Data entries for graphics
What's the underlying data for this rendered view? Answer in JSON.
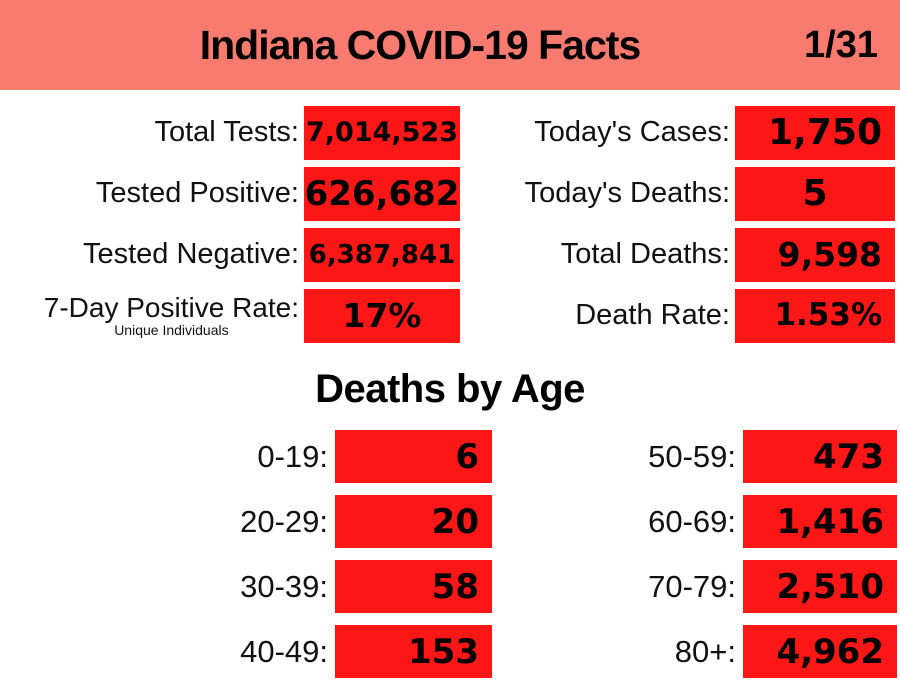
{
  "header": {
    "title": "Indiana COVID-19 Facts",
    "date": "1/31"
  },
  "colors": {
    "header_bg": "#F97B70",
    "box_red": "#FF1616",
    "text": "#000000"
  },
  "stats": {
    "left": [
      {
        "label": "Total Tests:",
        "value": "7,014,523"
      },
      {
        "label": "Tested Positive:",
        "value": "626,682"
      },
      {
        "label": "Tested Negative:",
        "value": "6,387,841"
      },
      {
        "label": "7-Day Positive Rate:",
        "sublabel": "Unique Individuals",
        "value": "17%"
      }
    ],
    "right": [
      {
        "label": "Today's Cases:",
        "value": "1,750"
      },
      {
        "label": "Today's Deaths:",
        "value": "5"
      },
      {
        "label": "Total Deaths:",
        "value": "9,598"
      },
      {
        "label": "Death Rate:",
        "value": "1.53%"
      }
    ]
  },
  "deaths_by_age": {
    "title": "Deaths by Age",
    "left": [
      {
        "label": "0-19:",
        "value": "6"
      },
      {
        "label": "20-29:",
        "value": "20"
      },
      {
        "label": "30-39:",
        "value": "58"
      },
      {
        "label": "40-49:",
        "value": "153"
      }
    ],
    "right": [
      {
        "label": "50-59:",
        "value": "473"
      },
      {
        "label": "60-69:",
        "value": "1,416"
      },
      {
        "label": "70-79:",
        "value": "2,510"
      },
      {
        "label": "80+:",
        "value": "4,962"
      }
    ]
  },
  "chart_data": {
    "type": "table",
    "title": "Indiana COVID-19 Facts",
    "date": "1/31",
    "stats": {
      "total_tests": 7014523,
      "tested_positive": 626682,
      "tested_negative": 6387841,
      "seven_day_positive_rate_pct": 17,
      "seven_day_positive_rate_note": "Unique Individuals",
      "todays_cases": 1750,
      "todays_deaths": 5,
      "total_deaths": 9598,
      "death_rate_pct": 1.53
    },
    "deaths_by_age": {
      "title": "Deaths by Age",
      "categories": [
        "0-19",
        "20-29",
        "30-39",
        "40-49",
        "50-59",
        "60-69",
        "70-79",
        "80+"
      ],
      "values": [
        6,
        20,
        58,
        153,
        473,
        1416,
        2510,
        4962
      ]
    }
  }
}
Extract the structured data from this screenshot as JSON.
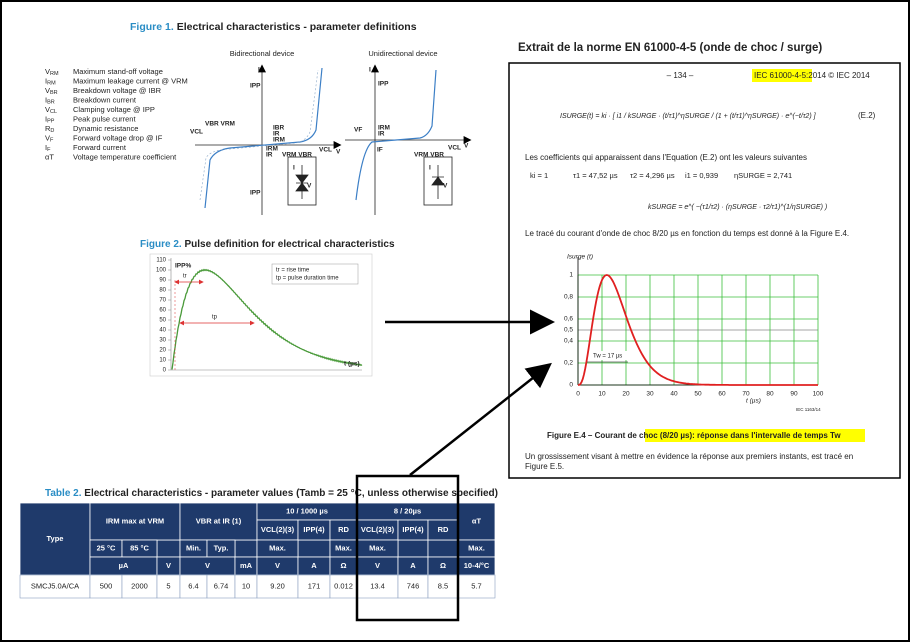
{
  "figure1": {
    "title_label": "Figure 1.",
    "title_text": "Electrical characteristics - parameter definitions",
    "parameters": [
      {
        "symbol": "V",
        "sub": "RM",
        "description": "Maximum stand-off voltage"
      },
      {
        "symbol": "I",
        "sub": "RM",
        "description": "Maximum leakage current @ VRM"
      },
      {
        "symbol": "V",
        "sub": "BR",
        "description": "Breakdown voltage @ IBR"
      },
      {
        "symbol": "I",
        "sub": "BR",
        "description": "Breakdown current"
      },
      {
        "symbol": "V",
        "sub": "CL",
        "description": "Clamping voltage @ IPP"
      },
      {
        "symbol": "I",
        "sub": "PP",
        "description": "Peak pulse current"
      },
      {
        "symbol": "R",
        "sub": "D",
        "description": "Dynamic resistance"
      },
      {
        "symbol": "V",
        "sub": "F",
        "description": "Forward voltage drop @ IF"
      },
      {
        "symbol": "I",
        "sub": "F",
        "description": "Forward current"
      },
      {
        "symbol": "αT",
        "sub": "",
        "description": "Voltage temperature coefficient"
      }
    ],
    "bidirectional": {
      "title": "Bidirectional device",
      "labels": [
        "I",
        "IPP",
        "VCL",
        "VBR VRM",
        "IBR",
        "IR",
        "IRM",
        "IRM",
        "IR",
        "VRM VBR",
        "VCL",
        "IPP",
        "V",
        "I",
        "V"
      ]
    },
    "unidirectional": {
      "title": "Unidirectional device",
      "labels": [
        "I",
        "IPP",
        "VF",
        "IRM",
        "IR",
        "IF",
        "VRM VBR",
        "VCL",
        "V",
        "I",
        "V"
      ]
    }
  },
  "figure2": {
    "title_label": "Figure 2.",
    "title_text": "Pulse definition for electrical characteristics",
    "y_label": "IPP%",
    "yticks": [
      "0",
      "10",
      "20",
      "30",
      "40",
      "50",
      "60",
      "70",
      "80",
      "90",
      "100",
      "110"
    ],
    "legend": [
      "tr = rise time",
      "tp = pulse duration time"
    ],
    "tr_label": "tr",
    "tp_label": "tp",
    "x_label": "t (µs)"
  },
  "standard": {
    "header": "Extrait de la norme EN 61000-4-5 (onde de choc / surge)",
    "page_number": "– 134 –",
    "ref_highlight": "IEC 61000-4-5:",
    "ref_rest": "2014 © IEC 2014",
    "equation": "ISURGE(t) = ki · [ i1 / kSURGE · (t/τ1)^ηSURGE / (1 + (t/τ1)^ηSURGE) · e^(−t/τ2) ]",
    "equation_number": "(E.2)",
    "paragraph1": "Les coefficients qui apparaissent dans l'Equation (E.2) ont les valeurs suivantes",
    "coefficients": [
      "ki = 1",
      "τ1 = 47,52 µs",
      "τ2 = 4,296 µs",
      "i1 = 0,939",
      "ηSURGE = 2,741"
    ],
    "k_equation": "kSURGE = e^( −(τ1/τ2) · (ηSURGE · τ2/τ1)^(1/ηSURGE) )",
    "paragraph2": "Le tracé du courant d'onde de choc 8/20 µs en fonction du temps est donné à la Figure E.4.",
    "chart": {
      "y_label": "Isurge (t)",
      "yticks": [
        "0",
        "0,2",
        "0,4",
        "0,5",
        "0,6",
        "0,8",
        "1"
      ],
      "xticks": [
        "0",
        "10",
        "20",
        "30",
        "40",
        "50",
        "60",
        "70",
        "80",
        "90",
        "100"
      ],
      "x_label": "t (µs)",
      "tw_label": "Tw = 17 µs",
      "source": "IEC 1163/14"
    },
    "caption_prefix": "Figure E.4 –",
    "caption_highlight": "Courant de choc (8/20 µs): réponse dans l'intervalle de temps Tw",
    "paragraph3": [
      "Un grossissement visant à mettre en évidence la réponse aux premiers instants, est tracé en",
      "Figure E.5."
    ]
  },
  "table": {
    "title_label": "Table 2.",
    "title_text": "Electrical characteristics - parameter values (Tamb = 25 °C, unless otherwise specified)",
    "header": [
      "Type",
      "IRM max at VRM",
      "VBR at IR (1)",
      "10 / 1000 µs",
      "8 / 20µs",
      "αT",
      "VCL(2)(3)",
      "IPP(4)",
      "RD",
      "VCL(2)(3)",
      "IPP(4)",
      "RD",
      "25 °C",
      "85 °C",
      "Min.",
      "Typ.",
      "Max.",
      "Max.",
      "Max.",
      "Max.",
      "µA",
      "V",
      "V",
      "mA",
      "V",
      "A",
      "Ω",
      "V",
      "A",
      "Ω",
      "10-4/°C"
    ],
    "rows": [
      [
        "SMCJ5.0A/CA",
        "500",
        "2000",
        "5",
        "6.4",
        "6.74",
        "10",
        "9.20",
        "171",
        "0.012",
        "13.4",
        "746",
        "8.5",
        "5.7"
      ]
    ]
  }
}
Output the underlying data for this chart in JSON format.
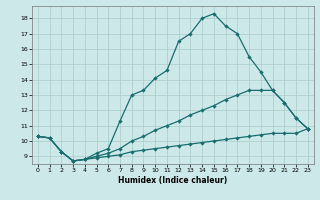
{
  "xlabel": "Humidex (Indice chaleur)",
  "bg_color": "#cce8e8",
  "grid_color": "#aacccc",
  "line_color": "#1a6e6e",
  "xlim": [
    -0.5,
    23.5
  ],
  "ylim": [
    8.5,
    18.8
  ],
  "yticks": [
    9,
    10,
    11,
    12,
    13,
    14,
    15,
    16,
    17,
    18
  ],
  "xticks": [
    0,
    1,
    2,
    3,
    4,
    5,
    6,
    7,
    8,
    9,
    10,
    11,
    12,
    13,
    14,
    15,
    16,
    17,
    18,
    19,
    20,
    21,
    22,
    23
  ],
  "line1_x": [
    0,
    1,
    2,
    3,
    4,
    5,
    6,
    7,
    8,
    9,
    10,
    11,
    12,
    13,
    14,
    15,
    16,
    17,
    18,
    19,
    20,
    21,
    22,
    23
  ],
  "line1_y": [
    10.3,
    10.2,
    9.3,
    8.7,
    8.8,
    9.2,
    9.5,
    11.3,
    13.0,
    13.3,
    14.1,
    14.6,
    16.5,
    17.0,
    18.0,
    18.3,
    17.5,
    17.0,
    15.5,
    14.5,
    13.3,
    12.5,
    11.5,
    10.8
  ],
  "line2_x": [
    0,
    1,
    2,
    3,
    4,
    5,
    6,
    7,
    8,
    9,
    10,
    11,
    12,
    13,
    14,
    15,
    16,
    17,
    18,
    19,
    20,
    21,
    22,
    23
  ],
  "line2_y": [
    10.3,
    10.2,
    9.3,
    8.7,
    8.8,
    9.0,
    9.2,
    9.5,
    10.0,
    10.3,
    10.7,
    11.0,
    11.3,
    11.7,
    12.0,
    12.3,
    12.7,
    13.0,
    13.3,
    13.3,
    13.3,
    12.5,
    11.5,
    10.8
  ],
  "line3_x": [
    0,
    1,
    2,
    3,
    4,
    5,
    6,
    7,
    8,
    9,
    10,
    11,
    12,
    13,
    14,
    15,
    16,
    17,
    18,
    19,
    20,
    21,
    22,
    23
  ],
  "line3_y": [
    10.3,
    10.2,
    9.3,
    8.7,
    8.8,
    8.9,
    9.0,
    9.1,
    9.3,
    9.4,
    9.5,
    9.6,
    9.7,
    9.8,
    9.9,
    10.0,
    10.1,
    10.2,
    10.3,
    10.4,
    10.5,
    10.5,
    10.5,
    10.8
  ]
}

- Do this
Go through the lines above. Select every one that has the string "JSON".

- Exercise solution
What's the underlying data for this rendered view? Answer in JSON.
Extract the structured data from this screenshot as JSON.
Output the underlying data for this chart in JSON format.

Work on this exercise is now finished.